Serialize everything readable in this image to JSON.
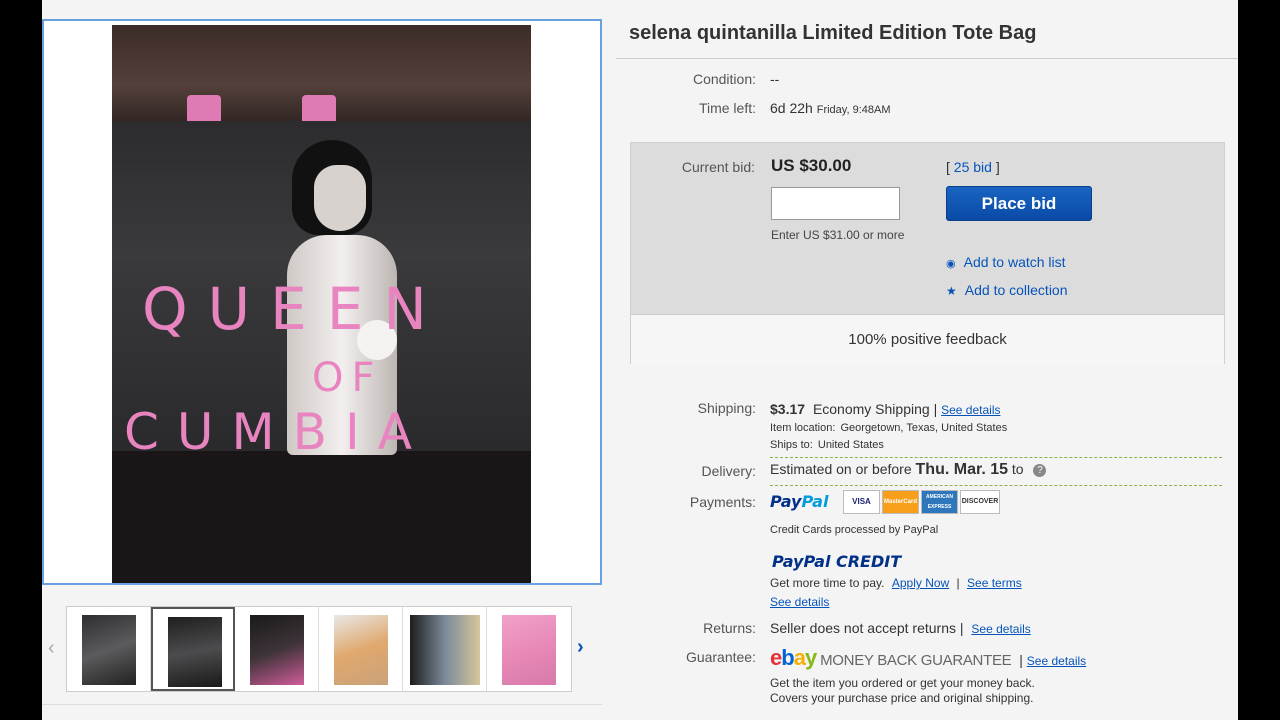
{
  "item": {
    "title": "selena quintanilla Limited Edition Tote Bag",
    "photo_text": {
      "queen": "QUEEN",
      "of": "OF",
      "cumbia": "CUMBIA"
    }
  },
  "condition": {
    "label": "Condition:",
    "value": "--"
  },
  "time_left": {
    "label": "Time left:",
    "value": "6d 22h",
    "end": "Friday, 9:48AM"
  },
  "bid": {
    "label": "Current bid:",
    "price": "US $30.00",
    "bid_count_prefix": "[ ",
    "bid_count": "25 bid",
    "bid_count_suffix": " ]",
    "input_value": "",
    "hint": "Enter US $31.00 or more",
    "place_bid": "Place bid",
    "watch": "Add to watch list",
    "collection": "Add to collection",
    "feedback": "100% positive feedback"
  },
  "shipping": {
    "label": "Shipping:",
    "cost": "$3.17",
    "method": "Economy Shipping",
    "separator": "|",
    "details_link": "See details",
    "location_label": "Item location:",
    "location": "Georgetown, Texas, United States",
    "ships_to_label": "Ships to:",
    "ships_to": "United States"
  },
  "delivery": {
    "label": "Delivery:",
    "prefix": "Estimated on or before",
    "date": "Thu. Mar. 15",
    "suffix": "to",
    "help": "?"
  },
  "payments": {
    "label": "Payments:",
    "paypal_a": "Pay",
    "paypal_b": "Pal",
    "cards": [
      "VISA",
      "MasterCard",
      "AMERICAN EXPRESS",
      "DISCOVER"
    ],
    "note": "Credit Cards processed by PayPal",
    "credit_logo": "PayPal CREDIT",
    "credit_text": "Get more time to pay.",
    "apply_now": "Apply Now",
    "see_terms": "See terms",
    "see_details": "See details"
  },
  "returns": {
    "label": "Returns:",
    "value": "Seller does not accept returns",
    "link": "See details"
  },
  "guarantee": {
    "label": "Guarantee:",
    "logo_e": "e",
    "logo_b": "b",
    "logo_a": "a",
    "logo_y": "y",
    "text": "MONEY BACK GUARANTEE",
    "link": "See details",
    "line1": "Get the item you ordered or get your money back.",
    "line2": "Covers your purchase price and original shipping."
  },
  "colors": {
    "link": "#0654ba",
    "button": "#0a4aa6",
    "paypal_dark": "#003087",
    "paypal_light": "#009cde"
  },
  "icons": [
    "eye-icon",
    "star-icon",
    "chevron-left-icon",
    "chevron-right-icon",
    "help-icon"
  ]
}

○ ○ ○ ○

— WORK TO BE COMPLETED —
Extract from the material all lines containing the string "chevron".

— RESPONSE —
    "chevron-left-icon",
    "chevron-right-icon",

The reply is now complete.